== PROVIDED RECORDS

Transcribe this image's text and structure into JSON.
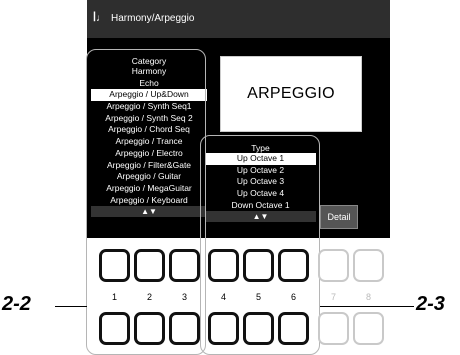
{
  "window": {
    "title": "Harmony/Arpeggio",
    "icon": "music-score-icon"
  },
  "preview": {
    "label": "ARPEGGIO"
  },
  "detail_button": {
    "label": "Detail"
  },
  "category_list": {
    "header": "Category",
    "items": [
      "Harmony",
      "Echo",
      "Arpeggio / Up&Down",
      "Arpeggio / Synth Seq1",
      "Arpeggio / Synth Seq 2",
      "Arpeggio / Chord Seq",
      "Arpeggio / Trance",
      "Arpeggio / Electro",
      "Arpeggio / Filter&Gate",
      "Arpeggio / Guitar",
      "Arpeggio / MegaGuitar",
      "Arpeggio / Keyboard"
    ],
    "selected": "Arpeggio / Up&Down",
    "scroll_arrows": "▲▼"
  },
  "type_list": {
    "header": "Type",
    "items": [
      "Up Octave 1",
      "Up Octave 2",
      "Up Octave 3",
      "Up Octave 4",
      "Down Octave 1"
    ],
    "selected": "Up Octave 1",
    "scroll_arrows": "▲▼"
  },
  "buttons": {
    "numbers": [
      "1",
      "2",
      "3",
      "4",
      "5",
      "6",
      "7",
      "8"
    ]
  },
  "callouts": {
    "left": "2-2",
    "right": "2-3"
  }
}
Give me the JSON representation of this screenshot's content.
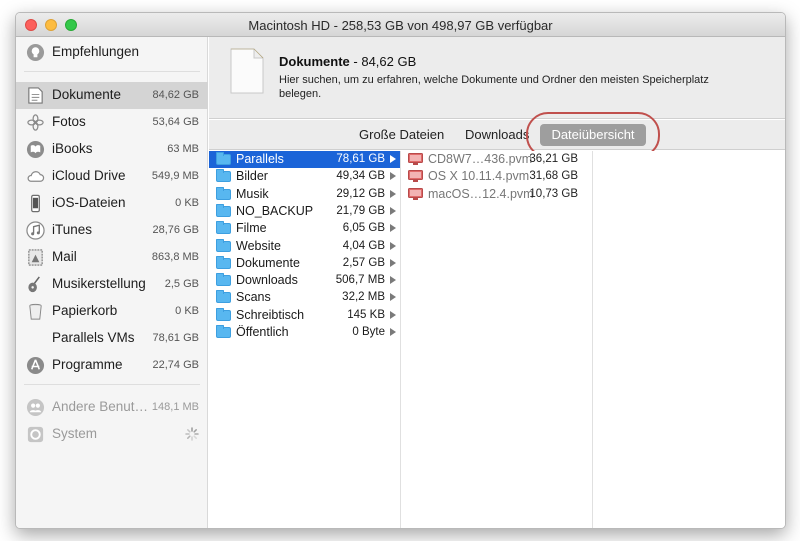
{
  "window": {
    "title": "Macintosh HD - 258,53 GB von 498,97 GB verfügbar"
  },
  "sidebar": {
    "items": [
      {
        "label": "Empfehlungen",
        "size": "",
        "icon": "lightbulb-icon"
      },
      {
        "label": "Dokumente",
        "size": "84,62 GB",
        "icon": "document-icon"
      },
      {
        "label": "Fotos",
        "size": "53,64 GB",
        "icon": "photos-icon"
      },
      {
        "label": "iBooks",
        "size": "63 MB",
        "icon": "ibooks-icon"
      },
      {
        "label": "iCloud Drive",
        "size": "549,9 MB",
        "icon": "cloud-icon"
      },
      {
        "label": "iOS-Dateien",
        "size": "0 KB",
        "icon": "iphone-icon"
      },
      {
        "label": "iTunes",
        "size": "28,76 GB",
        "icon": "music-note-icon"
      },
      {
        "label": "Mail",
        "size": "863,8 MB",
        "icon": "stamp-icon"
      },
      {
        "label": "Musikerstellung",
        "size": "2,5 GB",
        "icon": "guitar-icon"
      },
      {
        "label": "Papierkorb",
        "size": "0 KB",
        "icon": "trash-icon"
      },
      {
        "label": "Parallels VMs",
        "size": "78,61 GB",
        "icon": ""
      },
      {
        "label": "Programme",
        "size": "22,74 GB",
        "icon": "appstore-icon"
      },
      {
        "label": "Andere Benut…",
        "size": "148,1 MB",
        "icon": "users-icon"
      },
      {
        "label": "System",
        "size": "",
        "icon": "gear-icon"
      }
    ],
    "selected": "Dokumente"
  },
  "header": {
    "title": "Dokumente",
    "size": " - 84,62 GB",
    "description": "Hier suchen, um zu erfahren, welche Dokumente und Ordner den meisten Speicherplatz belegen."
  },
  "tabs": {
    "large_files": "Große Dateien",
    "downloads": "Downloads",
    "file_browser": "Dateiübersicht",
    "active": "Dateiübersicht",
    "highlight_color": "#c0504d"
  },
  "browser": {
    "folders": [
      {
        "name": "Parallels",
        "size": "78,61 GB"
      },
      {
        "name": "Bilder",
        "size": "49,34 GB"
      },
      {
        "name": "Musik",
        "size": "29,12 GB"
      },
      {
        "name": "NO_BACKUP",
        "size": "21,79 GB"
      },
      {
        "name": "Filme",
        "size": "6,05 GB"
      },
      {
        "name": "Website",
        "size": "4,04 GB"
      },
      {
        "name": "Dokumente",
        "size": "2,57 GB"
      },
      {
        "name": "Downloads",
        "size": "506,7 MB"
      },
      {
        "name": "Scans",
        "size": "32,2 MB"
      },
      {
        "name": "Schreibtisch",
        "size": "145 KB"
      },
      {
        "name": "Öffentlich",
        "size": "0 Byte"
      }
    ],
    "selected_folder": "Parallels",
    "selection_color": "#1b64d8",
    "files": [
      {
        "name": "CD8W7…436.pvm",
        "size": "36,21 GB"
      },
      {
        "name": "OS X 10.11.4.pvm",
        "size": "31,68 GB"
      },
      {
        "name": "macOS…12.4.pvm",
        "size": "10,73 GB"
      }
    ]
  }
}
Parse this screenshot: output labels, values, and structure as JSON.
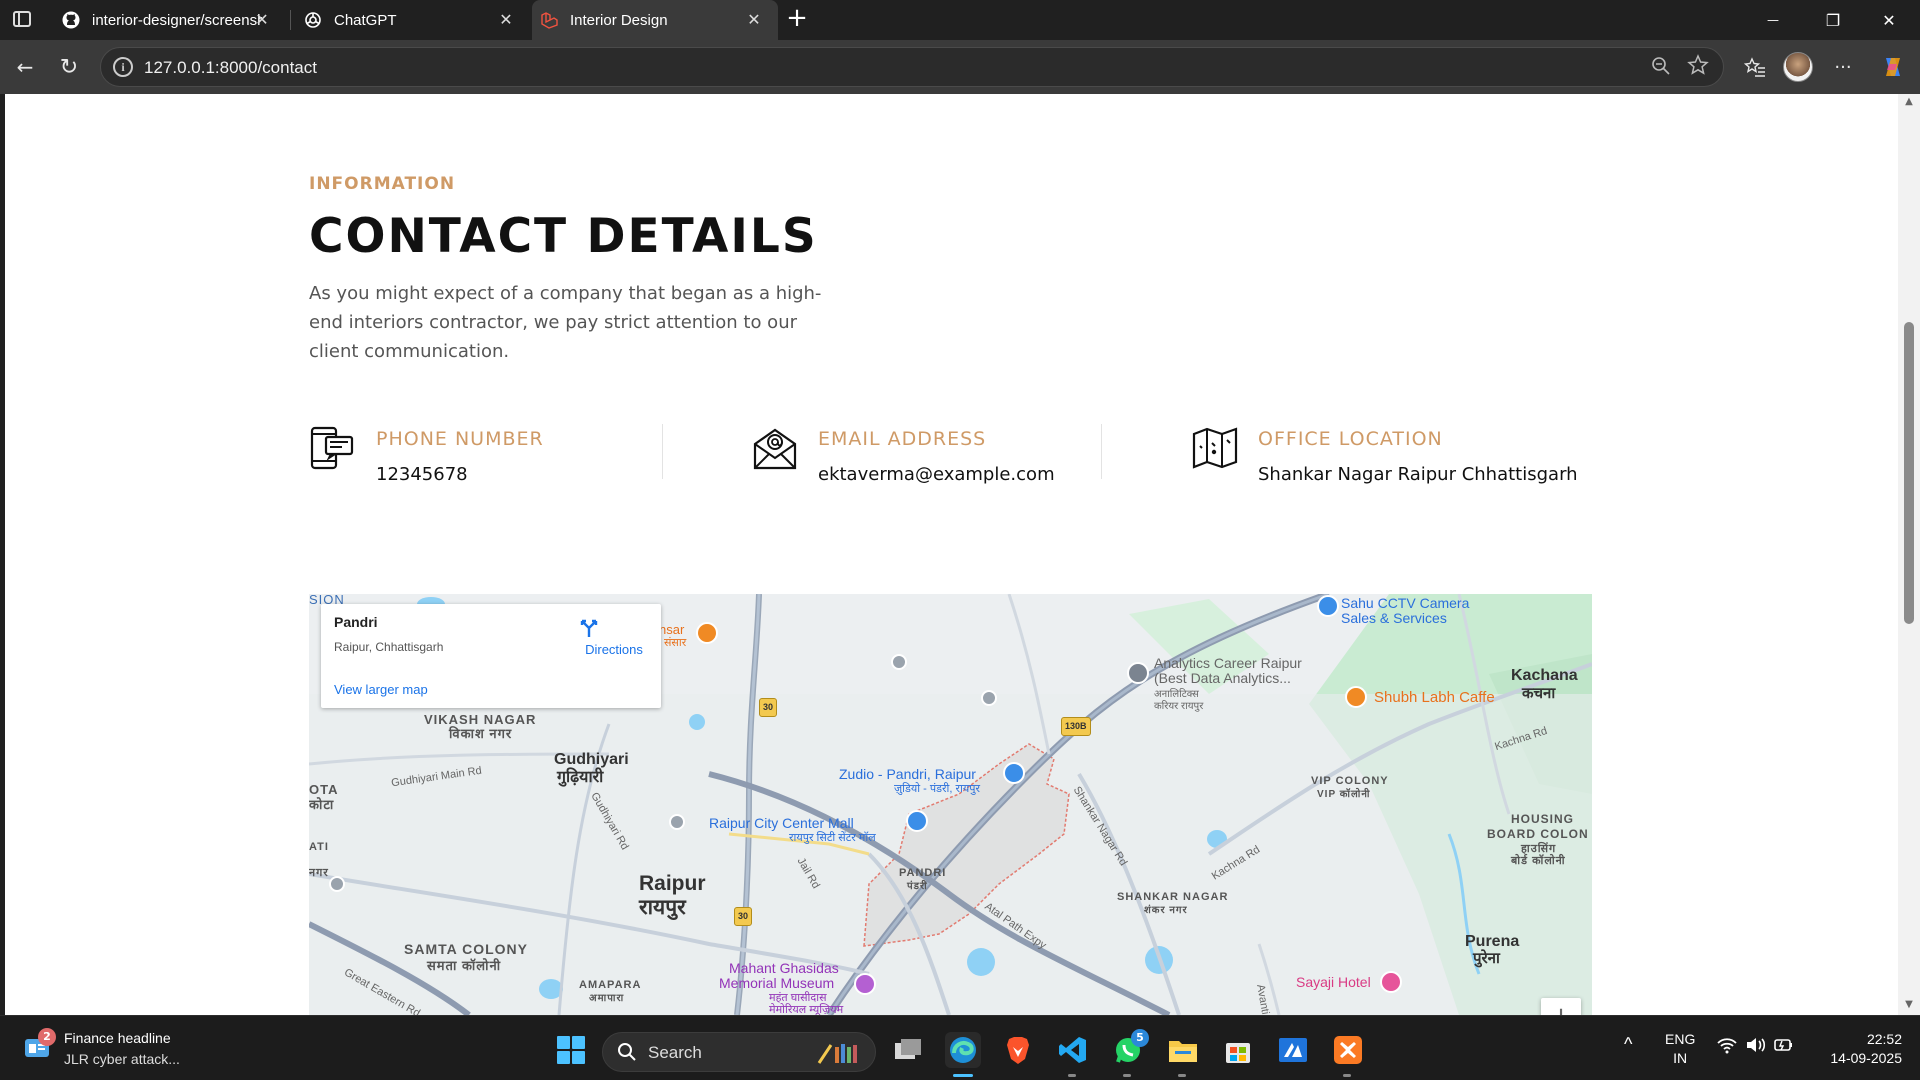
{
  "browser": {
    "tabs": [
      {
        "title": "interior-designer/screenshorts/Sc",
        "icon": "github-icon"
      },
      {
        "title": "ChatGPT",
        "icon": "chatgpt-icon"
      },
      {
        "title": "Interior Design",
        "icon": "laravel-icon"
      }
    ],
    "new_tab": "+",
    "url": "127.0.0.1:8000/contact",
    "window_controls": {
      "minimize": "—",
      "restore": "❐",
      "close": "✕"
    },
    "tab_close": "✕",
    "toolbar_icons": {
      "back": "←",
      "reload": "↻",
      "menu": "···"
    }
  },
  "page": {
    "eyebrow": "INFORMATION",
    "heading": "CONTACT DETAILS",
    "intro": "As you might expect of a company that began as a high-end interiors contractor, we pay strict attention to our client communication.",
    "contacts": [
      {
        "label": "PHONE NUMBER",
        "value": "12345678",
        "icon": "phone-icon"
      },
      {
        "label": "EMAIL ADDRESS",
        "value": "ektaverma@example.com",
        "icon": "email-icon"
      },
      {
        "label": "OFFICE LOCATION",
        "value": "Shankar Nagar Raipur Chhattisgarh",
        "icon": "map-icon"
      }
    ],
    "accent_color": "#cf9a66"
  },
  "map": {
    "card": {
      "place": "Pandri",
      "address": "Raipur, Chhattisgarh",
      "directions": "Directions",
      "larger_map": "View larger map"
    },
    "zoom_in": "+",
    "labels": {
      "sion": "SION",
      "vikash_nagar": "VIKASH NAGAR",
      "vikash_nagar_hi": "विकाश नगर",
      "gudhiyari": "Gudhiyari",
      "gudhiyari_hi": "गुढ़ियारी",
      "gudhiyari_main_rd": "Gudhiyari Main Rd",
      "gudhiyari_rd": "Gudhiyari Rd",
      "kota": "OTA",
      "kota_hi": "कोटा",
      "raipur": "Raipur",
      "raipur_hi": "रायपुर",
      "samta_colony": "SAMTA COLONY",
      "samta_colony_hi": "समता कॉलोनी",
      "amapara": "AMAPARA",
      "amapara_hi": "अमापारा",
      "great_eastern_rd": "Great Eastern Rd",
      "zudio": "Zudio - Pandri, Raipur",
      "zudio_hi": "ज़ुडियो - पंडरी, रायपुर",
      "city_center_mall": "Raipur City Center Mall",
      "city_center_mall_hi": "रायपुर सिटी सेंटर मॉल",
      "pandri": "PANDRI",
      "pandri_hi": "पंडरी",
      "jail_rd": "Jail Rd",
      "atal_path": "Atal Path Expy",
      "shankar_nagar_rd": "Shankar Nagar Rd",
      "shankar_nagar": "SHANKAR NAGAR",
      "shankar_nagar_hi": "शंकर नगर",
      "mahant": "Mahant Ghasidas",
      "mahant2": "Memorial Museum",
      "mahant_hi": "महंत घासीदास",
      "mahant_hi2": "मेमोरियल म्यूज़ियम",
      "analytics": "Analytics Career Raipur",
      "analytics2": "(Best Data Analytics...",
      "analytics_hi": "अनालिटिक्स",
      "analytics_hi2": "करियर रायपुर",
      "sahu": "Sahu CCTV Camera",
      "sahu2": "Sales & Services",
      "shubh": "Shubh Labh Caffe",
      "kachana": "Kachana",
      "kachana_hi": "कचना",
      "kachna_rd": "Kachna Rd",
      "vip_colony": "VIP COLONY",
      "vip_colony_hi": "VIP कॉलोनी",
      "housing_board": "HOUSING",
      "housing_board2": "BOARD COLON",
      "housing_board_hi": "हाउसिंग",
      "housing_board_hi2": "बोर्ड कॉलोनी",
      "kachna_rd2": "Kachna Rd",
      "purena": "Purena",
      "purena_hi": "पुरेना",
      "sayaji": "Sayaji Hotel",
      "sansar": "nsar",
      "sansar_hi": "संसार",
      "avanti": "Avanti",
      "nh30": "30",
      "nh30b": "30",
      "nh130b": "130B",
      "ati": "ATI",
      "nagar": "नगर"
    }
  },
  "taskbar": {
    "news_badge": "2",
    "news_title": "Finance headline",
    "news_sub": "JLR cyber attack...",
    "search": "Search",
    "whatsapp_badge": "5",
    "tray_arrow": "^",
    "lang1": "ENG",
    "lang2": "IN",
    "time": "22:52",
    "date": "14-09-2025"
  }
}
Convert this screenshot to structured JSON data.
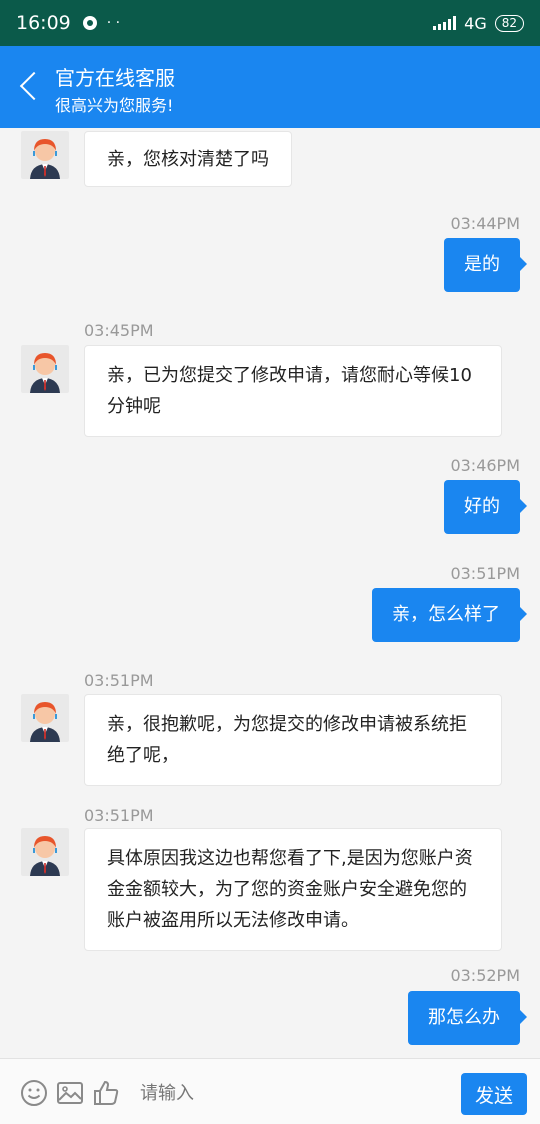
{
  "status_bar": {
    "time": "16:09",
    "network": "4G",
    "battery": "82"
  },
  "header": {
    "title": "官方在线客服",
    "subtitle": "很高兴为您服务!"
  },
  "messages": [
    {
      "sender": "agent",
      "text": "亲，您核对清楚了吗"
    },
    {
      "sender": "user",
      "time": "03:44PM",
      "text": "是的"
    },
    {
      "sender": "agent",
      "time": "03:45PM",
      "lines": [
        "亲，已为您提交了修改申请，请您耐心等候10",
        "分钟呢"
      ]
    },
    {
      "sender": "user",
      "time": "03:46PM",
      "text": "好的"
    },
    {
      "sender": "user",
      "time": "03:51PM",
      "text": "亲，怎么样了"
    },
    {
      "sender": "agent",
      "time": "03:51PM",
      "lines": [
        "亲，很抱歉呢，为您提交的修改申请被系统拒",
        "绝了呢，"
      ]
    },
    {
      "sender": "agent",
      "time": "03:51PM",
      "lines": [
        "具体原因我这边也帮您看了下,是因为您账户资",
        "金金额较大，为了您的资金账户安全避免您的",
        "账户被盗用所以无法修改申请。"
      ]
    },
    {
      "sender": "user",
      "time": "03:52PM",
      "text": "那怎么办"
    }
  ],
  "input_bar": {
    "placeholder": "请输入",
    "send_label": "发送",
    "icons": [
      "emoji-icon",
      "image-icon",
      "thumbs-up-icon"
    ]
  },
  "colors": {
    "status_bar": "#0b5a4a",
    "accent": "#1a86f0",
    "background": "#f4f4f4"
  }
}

====

DIRECTIONS FOR THIS TASK – The copy should begin at the line containing "Convert this screenshot" and end at the last line of the data above; please restate those lines word for word without the pictures.

EXPECTED ANSWER –
Convert this screenshot to structured JSON data.
{
  "status_bar": {
    "time": "16:09",
    "network": "4G",
    "battery": "82"
  },
  "header": {
    "title": "官方在线客服",
    "subtitle": "很高兴为您服务!"
  },
  "messages": [
    {
      "sender": "agent",
      "text": "亲，您核对清楚了吗"
    },
    {
      "sender": "user",
      "time": "03:44PM",
      "text": "是的"
    },
    {
      "sender": "agent",
      "time": "03:45PM",
      "lines": [
        "亲，已为您提交了修改申请，请您耐心等候10",
        "分钟呢"
      ]
    },
    {
      "sender": "user",
      "time": "03:46PM",
      "text": "好的"
    },
    {
      "sender": "user",
      "time": "03:51PM",
      "text": "亲，怎么样了"
    },
    {
      "sender": "agent",
      "time": "03:51PM",
      "lines": [
        "亲，很抱歉呢，为您提交的修改申请被系统拒",
        "绝了呢，"
      ]
    },
    {
      "sender": "agent",
      "time": "03:51PM",
      "lines": [
        "具体原因我这边也帮您看了下,是因为您账户资",
        "金金额较大，为了您的资金账户安全避免您的",
        "账户被盗用所以无法修改申请。"
      ]
    },
    {
      "sender": "user",
      "time": "03:52PM",
      "text": "那怎么办"
    }
  ],
  "input_bar": {
    "placeholder": "请输入",
    "send_label": "发送",
    "icons": [
      "emoji-icon",
      "image-icon",
      "thumbs-up-icon"
    ]
  },
  "colors": {
    "status_bar": "#0b5a4a",
    "accent": "#1a86f0",
    "background": "#f4f4f4"
  }
}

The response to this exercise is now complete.